* [YOUR INSTRUCTIONS]: From the line that includes "Decode this image" to the last line of the data, quote each line precisely; both boundary lines belong in the answer.

* [EXTRACTED INFORMATION]:
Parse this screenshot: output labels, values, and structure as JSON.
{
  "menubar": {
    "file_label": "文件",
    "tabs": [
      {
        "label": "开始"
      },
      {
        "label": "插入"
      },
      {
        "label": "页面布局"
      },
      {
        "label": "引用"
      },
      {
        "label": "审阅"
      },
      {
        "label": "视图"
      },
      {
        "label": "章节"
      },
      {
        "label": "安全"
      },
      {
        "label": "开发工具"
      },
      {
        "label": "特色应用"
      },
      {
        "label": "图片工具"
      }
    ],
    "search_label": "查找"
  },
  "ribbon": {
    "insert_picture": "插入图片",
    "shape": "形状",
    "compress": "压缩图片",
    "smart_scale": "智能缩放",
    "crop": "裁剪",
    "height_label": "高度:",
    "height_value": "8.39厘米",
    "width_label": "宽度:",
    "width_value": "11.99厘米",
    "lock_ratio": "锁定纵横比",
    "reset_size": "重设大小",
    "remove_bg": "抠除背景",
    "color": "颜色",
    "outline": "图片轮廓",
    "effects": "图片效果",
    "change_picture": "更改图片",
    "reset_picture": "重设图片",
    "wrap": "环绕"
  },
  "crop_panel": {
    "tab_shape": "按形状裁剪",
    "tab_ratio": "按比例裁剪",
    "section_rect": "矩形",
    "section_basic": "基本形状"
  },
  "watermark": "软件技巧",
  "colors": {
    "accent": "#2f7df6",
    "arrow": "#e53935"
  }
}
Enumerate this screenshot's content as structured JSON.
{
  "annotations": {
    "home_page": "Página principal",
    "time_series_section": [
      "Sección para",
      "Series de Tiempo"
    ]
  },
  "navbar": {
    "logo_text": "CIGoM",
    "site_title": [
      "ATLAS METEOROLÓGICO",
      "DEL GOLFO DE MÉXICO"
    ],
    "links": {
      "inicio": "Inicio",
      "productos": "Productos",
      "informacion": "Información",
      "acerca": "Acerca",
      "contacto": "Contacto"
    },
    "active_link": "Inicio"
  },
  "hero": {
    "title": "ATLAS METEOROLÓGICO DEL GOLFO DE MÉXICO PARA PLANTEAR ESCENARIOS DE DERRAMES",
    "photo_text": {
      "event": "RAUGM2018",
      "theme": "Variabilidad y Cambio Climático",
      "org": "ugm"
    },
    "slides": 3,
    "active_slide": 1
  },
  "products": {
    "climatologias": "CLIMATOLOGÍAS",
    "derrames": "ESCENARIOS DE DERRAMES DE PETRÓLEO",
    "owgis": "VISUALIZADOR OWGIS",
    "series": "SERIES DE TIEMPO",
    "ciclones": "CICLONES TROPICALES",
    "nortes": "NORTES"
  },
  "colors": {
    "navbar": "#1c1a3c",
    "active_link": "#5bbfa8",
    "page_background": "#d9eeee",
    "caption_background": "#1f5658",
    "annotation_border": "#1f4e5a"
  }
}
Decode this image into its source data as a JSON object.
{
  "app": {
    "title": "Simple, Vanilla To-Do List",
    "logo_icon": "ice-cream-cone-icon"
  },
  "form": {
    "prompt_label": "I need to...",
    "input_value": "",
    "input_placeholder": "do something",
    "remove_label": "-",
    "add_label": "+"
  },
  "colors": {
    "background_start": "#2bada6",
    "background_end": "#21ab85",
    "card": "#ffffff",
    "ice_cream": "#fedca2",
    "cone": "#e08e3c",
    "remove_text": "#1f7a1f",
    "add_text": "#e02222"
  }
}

* [RESPONSE TO THE TASK]:
Decode this image into its source data as a JSON object.
{
  "app": {
    "title": "Simple, Vanilla To-Do List",
    "logo_icon": "ice-cream-cone-icon"
  },
  "form": {
    "prompt_label": "I need to...",
    "input_value": "",
    "input_placeholder": "do something",
    "remove_label": "-",
    "add_label": "+"
  },
  "colors": {
    "background_start": "#2bada6",
    "background_end": "#21ab85",
    "card": "#ffffff",
    "ice_cream": "#fedca2",
    "cone": "#e08e3c",
    "remove_text": "#1f7a1f",
    "add_text": "#e02222"
  }
}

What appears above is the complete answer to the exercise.